What you need to do:
Look through the lines below and extract any with the word "control".

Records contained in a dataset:
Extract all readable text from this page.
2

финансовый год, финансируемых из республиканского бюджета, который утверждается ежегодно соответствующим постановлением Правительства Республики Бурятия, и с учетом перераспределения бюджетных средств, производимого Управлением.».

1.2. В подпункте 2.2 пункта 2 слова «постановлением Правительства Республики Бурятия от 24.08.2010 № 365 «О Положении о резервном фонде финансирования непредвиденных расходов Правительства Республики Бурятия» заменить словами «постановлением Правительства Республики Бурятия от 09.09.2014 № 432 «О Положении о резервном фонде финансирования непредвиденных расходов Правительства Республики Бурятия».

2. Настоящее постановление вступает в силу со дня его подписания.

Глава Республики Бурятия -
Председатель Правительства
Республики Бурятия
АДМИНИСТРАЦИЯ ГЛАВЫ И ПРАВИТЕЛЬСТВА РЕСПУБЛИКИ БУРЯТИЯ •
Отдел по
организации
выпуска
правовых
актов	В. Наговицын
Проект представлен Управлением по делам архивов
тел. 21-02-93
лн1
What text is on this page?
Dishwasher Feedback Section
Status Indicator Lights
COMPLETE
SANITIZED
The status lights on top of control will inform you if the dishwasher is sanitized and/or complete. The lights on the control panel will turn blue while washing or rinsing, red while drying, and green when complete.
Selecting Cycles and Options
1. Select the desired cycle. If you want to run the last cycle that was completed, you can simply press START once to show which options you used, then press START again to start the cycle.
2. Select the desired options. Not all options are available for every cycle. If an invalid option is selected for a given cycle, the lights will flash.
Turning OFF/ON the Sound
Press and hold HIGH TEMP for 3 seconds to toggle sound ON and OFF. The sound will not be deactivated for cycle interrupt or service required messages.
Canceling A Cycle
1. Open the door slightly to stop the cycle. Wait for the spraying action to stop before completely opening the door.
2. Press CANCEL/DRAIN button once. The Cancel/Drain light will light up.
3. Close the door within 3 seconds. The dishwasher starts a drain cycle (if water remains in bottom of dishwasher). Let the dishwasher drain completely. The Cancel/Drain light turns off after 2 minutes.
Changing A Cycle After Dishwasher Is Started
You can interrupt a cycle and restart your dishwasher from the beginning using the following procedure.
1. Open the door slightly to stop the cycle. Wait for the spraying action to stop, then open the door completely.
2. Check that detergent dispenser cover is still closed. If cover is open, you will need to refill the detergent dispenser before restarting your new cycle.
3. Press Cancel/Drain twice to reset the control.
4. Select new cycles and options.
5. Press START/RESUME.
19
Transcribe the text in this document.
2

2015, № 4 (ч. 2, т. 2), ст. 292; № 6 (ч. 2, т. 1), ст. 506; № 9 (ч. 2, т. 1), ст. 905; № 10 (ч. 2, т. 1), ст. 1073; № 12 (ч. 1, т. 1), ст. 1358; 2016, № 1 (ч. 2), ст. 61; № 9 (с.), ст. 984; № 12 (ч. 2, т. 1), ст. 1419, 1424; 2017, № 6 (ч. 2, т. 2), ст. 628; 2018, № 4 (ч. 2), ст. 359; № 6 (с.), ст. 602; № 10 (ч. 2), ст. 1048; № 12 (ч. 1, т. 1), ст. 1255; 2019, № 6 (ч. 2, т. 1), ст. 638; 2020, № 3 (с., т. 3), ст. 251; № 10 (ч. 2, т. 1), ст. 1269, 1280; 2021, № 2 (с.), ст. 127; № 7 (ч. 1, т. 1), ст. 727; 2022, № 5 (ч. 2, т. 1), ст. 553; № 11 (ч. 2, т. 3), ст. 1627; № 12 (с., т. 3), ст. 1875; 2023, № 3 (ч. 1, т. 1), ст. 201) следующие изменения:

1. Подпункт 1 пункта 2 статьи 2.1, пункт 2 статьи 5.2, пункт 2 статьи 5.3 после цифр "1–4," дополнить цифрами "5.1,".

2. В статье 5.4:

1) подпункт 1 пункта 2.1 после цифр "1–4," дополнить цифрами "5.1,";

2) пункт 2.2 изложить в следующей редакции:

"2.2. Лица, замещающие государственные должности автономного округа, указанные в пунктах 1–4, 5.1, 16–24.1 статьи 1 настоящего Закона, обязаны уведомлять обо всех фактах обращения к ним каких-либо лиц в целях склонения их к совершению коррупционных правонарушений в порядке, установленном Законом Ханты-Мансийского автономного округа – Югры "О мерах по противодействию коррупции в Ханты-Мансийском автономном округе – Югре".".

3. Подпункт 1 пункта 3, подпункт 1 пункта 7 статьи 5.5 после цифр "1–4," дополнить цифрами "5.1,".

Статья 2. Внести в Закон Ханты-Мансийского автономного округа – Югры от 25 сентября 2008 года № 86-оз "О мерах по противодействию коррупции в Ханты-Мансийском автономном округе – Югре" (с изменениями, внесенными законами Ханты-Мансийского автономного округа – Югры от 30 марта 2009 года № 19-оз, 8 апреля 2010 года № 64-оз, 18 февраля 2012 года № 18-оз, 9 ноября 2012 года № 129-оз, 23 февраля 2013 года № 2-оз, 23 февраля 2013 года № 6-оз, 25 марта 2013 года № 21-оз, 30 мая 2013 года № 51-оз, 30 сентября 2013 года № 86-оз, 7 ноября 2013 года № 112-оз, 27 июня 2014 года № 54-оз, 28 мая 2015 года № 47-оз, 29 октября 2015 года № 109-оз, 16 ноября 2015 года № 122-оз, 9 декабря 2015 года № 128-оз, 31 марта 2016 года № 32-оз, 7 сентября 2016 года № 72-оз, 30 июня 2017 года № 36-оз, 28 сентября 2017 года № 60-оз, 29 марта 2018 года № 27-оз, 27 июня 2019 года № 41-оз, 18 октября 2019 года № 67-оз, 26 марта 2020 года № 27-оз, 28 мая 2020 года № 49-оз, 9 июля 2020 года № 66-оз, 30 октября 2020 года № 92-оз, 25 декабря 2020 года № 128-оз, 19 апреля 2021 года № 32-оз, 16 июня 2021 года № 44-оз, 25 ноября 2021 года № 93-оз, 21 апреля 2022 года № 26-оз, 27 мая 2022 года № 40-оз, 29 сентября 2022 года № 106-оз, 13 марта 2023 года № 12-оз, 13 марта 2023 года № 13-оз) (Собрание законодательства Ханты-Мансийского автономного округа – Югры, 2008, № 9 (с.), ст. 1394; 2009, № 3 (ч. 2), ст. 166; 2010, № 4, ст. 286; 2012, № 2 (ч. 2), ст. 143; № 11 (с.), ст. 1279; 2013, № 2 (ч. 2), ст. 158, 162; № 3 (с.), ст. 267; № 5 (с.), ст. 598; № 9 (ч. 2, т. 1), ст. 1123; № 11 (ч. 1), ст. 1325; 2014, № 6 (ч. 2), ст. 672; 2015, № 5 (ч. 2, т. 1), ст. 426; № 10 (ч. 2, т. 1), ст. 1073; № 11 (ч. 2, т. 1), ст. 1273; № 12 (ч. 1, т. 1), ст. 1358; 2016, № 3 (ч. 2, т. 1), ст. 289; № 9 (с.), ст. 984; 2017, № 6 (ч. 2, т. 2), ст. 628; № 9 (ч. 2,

Finished task:
The status lights on top of control will inform you if the dishwasher is sanitized and/or complete. The lights on the control panel will turn blue while washing or rinsing, red while drying, and green when complete.
3. Press Cancel/Drain twice to reset the control.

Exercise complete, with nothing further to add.